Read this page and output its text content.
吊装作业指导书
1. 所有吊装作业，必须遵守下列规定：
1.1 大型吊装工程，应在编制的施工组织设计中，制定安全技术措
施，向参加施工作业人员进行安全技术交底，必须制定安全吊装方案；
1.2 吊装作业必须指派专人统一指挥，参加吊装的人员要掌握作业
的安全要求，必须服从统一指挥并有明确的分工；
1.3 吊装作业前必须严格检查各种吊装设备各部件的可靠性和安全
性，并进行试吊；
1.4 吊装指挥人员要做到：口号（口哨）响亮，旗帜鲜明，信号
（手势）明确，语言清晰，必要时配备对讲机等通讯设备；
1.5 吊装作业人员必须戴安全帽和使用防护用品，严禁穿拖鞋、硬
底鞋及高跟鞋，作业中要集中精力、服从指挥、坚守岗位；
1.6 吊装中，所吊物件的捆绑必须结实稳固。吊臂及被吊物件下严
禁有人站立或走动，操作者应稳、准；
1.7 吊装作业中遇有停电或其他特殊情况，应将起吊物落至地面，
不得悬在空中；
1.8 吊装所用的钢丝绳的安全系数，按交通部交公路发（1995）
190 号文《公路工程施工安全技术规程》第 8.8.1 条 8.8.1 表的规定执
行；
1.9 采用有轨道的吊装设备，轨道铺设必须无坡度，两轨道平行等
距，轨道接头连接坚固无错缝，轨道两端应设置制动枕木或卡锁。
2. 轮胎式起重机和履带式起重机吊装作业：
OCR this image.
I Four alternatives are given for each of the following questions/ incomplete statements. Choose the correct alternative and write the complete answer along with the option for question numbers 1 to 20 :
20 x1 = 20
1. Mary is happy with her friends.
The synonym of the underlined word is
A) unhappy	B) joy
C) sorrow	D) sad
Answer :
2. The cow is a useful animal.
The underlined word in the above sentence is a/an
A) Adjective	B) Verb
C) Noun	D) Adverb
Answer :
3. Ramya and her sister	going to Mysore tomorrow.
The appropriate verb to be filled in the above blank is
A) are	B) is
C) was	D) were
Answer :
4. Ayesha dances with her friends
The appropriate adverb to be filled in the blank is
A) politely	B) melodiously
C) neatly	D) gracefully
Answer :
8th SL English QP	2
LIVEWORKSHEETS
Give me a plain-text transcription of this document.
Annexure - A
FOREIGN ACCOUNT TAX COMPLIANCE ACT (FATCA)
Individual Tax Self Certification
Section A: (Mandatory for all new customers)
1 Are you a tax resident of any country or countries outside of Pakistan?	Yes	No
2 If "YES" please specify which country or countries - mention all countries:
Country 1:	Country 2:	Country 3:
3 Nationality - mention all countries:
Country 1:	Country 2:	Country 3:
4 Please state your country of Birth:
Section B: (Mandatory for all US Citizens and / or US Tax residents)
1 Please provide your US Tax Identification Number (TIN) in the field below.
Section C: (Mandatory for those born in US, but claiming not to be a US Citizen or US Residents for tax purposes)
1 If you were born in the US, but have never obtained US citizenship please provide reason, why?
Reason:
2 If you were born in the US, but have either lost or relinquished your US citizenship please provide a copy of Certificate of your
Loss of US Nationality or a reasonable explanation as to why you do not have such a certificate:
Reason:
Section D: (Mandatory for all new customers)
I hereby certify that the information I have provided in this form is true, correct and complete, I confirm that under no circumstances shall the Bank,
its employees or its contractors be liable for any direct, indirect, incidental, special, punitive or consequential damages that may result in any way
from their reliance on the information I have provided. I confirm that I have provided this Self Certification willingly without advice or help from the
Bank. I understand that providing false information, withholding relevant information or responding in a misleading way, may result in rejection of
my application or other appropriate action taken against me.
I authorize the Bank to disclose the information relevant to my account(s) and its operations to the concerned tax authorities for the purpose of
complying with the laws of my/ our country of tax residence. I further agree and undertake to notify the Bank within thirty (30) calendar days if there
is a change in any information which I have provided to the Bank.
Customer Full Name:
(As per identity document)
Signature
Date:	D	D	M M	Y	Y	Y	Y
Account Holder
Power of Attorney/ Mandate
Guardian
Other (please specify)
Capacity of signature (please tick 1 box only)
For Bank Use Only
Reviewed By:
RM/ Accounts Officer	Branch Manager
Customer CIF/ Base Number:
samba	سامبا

******************************

## Directions for this task
Give the entries again in full, exactly as they are written.

## Solution
Read this page and output its text content.
吊装作业指导书
1. 所有吊装作业，必须遵守下列规定：
1.1 大型吊装工程，应在编制的施工组织设计中，制定安全技术措
施，向参加施工作业人员进行安全技术交底，必须制定安全吊装方案；
1.2 吊装作业必须指派专人统一指挥，参加吊装的人员要掌握作业
的安全要求，必须服从统一指挥并有明确的分工；
1.3 吊装作业前必须严格检查各种吊装设备各部件的可靠性和安全
性，并进行试吊；
1.4 吊装指挥人员要做到：口号（口哨）响亮，旗帜鲜明，信号
（手势）明确，语言清晰，必要时配备对讲机等通讯设备；
1.5 吊装作业人员必须戴安全帽和使用防护用品，严禁穿拖鞋、硬
底鞋及高跟鞋，作业中要集中精力、服从指挥、坚守岗位；
1.6 吊装中，所吊物件的捆绑必须结实稳固。吊臂及被吊物件下严
禁有人站立或走动，操作者应稳、准；
1.7 吊装作业中遇有停电或其他特殊情况，应将起吊物落至地面，
不得悬在空中；
1.8 吊装所用的钢丝绳的安全系数，按交通部交公路发（1995）
190 号文《公路工程施工安全技术规程》第 8.8.1 条 8.8.1 表的规定执
行；
1.9 采用有轨道的吊装设备，轨道铺设必须无坡度，两轨道平行等
距，轨道接头连接坚固无错缝，轨道两端应设置制动枕木或卡锁。
2. 轮胎式起重机和履带式起重机吊装作业：
OCR this image.
I Four alternatives are given for each of the following questions/ incomplete statements. Choose the correct alternative and write the complete answer along with the option for question numbers 1 to 20 :
20 x1 = 20
1. Mary is happy with her friends.
The synonym of the underlined word is
A) unhappy	B) joy
C) sorrow	D) sad
Answer :
2. The cow is a useful animal.
The underlined word in the above sentence is a/an
A) Adjective	B) Verb
C) Noun	D) Adverb
Answer :
3. Ramya and her sister	going to Mysore tomorrow.
The appropriate verb to be filled in the above blank is
A) are	B) is
C) was	D) were
Answer :
4. Ayesha dances with her friends
The appropriate adverb to be filled in the blank is
A) politely	B) melodiously
C) neatly	D) gracefully
Answer :
8th SL English QP	2
LIVEWORKSHEETS
Give me a plain-text transcription of this document.
Annexure - A
FOREIGN ACCOUNT TAX COMPLIANCE ACT (FATCA)
Individual Tax Self Certification
Section A: (Mandatory for all new customers)
1 Are you a tax resident of any country or countries outside of Pakistan?	Yes	No
2 If "YES" please specify which country or countries - mention all countries:
Country 1:	Country 2:	Country 3:
3 Nationality - mention all countries:
Country 1:	Country 2:	Country 3:
4 Please state your country of Birth:
Section B: (Mandatory for all US Citizens and / or US Tax residents)
1 Please provide your US Tax Identification Number (TIN) in the field below.
Section C: (Mandatory for those born in US, but claiming not to be a US Citizen or US Residents for tax purposes)
1 If you were born in the US, but have never obtained US citizenship please provide reason, why?
Reason:
2 If you were born in the US, but have either lost or relinquished your US citizenship please provide a copy of Certificate of your
Loss of US Nationality or a reasonable explanation as to why you do not have such a certificate:
Reason:
Section D: (Mandatory for all new customers)
I hereby certify that the information I have provided in this form is true, correct and complete, I confirm that under no circumstances shall the Bank,
its employees or its contractors be liable for any direct, indirect, incidental, special, punitive or consequential damages that may result in any way
from their reliance on the information I have provided. I confirm that I have provided this Self Certification willingly without advice or help from the
Bank. I understand that providing false information, withholding relevant information or responding in a misleading way, may result in rejection of
my application or other appropriate action taken against me.
I authorize the Bank to disclose the information relevant to my account(s) and its operations to the concerned tax authorities for the purpose of
complying with the laws of my/ our country of tax residence. I further agree and undertake to notify the Bank within thirty (30) calendar days if there
is a change in any information which I have provided to the Bank.
Customer Full Name:
(As per identity document)
Signature
Date:	D	D	M M	Y	Y	Y	Y
Account Holder
Power of Attorney/ Mandate
Guardian
Other (please specify)
Capacity of signature (please tick 1 box only)
For Bank Use Only
Reviewed By:
RM/ Accounts Officer	Branch Manager
Customer CIF/ Base Number:
samba	سامبا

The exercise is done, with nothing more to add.